──────── Material for this task

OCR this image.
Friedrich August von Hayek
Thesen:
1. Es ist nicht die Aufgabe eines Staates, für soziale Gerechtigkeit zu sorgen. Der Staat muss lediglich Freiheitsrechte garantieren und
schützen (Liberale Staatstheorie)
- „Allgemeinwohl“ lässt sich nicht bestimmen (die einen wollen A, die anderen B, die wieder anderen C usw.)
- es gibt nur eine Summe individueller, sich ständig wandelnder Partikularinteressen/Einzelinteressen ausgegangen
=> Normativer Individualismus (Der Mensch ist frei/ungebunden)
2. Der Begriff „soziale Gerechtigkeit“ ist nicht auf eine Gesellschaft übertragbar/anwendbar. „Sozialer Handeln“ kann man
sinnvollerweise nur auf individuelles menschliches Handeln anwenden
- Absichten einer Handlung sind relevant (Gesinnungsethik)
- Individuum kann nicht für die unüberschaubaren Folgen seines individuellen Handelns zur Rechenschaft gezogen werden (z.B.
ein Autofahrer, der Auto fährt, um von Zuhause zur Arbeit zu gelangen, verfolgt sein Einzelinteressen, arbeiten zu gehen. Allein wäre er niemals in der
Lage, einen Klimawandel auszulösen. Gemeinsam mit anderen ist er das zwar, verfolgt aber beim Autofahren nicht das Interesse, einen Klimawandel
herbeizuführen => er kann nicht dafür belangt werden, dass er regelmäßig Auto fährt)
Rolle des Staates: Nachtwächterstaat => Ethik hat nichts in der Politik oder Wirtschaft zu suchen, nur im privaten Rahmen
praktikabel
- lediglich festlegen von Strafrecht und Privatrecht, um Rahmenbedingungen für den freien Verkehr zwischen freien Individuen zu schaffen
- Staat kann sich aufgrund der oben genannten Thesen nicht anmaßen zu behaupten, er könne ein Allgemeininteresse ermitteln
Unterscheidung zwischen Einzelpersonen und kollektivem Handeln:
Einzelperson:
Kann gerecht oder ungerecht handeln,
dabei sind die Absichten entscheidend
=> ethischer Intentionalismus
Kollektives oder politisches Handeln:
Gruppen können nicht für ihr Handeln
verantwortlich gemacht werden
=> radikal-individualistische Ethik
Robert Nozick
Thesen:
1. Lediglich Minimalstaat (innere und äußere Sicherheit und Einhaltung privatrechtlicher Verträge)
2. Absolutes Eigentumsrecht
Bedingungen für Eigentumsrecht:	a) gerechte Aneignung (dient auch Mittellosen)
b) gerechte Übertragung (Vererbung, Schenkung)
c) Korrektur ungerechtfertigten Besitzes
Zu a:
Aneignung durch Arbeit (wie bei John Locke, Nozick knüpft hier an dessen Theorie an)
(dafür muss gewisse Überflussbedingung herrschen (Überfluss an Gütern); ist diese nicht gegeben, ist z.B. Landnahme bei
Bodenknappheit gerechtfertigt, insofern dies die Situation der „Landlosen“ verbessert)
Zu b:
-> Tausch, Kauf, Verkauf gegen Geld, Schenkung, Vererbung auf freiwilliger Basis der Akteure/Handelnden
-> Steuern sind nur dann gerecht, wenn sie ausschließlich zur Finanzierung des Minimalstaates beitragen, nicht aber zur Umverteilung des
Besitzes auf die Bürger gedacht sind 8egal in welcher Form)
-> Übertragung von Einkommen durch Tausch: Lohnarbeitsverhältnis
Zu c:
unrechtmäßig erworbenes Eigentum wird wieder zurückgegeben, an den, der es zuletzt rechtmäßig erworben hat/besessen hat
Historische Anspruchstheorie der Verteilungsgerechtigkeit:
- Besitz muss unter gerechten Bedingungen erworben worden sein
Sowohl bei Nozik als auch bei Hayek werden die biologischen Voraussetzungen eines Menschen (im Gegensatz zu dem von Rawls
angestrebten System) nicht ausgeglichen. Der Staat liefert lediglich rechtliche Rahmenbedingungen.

────────────────

**Written request**
Show the lines that mention the word "Einzelinteressen".

**Final result**
- es gibt nur eine Summe individueller, sich ständig wandelnder Partikularinteressen/Einzelinteressen ausgegangen
ein Autofahrer, der Auto fährt, um von Zuhause zur Arbeit zu gelangen, verfolgt sein Einzelinteressen, arbeiten zu gehen. Allein wäre er niemals in der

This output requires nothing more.